>> start Excerpted data

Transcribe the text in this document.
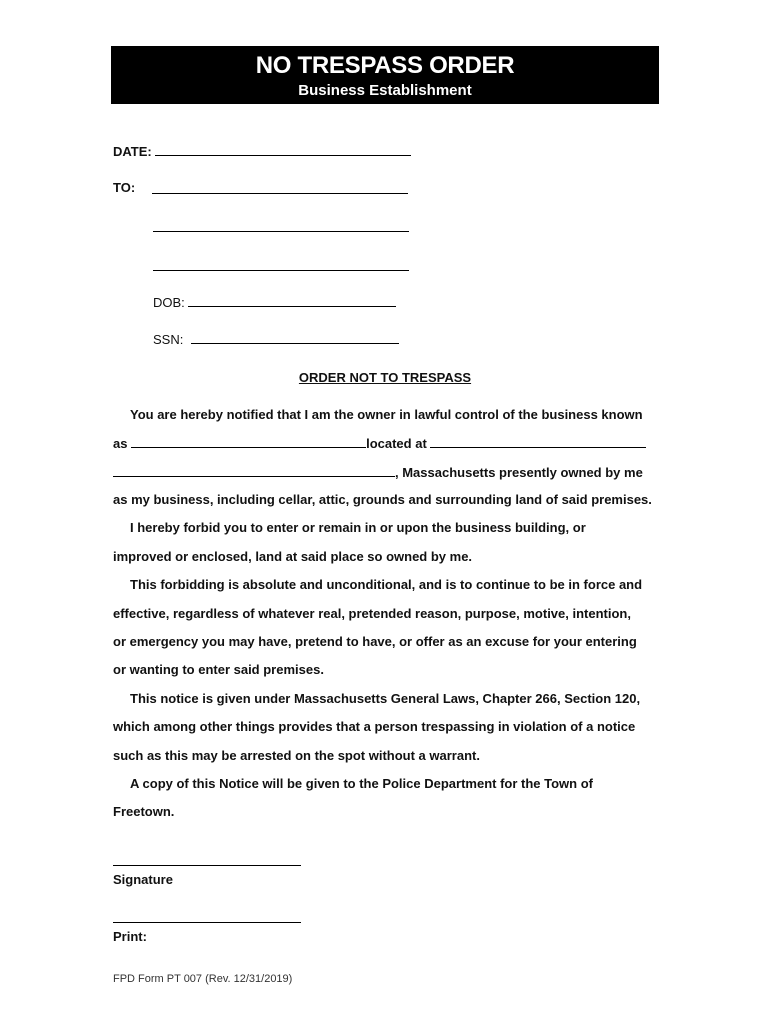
NO TRESPASS ORDER
Business Establishment
DATE:
TO:
DOB:
SSN:
ORDER NOT TO TRESPASS
You are hereby notified that I am the owner in lawful control of the business known
as	located at
, Massachusetts presently owned by me
as my business, including cellar, attic, grounds and surrounding land of said premises.
I hereby forbid you to enter or remain in or upon the business building, or
improved or enclosed, land at said place so owned by me.
This forbidding is absolute and unconditional, and is to continue to be in force and
effective, regardless of whatever real, pretended reason, purpose, motive, intention,
or emergency you may have, pretend to have, or offer as an excuse for your entering
or wanting to enter said premises.
This notice is given under Massachusetts General Laws, Chapter 266, Section 120,
which among other things provides that a person trespassing in violation of a notice
such as this may be arrested on the spot without a warrant.
A copy of this Notice will be given to the Police Department for the Town of
Freetown.
Signature
Print:
FPD Form PT 007 (Rev. 12/31/2019)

>> end Excerpted data

Exercise description →
Pictures stay out; reproduce every line of the records exactly.

Correct result →
Transcribe the text in this document.
NO TRESPASS ORDER
Business Establishment
DATE:
TO:
DOB:
SSN:
ORDER NOT TO TRESPASS
You are hereby notified that I am the owner in lawful control of the business known
as	located at
, Massachusetts presently owned by me
as my business, including cellar, attic, grounds and surrounding land of said premises.
I hereby forbid you to enter or remain in or upon the business building, or
improved or enclosed, land at said place so owned by me.
This forbidding is absolute and unconditional, and is to continue to be in force and
effective, regardless of whatever real, pretended reason, purpose, motive, intention,
or emergency you may have, pretend to have, or offer as an excuse for your entering
or wanting to enter said premises.
This notice is given under Massachusetts General Laws, Chapter 266, Section 120,
which among other things provides that a person trespassing in violation of a notice
such as this may be arrested on the spot without a warrant.
A copy of this Notice will be given to the Police Department for the Town of
Freetown.
Signature
Print:
FPD Form PT 007 (Rev. 12/31/2019)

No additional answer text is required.